[Entries from a dataset]

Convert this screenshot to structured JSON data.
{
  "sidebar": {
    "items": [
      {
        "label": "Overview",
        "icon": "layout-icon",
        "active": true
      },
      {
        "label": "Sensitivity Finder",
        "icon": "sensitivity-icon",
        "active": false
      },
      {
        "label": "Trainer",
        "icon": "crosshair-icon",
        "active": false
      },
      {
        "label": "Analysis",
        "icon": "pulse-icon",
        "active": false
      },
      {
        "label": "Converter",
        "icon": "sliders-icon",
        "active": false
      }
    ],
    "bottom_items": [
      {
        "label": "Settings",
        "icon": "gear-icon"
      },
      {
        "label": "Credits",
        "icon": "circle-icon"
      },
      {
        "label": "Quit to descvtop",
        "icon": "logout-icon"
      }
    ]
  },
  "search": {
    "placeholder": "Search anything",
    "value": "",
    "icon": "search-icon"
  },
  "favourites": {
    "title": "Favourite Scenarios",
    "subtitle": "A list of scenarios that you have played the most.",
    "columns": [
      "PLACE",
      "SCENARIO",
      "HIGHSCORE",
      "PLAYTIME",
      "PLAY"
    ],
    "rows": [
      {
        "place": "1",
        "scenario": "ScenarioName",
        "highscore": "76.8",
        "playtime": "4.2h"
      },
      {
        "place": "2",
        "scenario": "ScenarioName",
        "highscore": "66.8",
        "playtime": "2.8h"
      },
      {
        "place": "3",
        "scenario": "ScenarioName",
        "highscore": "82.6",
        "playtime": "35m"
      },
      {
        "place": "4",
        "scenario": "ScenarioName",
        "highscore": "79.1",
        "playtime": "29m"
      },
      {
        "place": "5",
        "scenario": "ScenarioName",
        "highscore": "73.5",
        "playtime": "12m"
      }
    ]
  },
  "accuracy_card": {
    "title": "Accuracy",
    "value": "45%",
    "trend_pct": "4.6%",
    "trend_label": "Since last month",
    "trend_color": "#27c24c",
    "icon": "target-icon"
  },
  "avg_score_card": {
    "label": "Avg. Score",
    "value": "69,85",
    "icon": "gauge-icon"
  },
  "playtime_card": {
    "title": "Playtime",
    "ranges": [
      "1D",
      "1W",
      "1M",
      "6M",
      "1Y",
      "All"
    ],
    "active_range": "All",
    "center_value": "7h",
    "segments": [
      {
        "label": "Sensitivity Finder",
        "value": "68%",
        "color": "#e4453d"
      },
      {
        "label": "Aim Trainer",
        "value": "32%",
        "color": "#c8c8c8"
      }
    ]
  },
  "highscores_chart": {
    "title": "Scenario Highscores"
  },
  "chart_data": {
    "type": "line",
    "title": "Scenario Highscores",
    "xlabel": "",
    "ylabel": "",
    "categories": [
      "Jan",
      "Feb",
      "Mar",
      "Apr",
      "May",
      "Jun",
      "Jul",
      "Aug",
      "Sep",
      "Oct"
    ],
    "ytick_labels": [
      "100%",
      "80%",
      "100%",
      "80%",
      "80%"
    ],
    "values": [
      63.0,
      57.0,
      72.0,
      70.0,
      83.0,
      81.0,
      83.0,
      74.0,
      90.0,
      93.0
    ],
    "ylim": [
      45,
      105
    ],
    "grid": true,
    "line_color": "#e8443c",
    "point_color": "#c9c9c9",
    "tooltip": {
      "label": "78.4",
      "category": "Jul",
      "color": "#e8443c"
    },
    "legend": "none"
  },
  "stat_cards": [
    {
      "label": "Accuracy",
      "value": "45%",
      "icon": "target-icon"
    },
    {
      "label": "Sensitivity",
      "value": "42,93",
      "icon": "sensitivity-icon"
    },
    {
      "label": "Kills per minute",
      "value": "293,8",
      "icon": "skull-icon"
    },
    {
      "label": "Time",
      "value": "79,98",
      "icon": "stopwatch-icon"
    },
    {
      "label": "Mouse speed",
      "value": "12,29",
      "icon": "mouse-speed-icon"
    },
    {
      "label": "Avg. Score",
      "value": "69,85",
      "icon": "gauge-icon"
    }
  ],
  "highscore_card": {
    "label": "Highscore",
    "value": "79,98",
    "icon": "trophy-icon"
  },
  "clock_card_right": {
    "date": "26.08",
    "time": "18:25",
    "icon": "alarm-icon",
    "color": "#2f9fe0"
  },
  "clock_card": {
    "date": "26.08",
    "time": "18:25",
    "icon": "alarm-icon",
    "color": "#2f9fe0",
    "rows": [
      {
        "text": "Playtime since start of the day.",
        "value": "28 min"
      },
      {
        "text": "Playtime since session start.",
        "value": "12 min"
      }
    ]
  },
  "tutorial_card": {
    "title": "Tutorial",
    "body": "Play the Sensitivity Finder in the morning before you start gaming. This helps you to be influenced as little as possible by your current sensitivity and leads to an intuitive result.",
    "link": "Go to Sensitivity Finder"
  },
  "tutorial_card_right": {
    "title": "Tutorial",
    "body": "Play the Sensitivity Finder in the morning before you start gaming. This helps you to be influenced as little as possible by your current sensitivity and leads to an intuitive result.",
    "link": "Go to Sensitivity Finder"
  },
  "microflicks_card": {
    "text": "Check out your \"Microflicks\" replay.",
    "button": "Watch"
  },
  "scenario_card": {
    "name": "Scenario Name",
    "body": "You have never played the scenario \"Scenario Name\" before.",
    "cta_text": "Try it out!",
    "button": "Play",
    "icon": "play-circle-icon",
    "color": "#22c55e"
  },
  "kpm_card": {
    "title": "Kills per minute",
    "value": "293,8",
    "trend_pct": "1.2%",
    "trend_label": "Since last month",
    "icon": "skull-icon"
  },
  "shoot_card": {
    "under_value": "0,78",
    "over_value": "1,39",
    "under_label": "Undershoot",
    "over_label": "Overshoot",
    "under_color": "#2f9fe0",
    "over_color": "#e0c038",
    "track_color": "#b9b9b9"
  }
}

__WHAT IS ASKED__:
Tell how many lines in the material contain the word "played". Only the number is wanted.

__TASK OUTPUT__:
2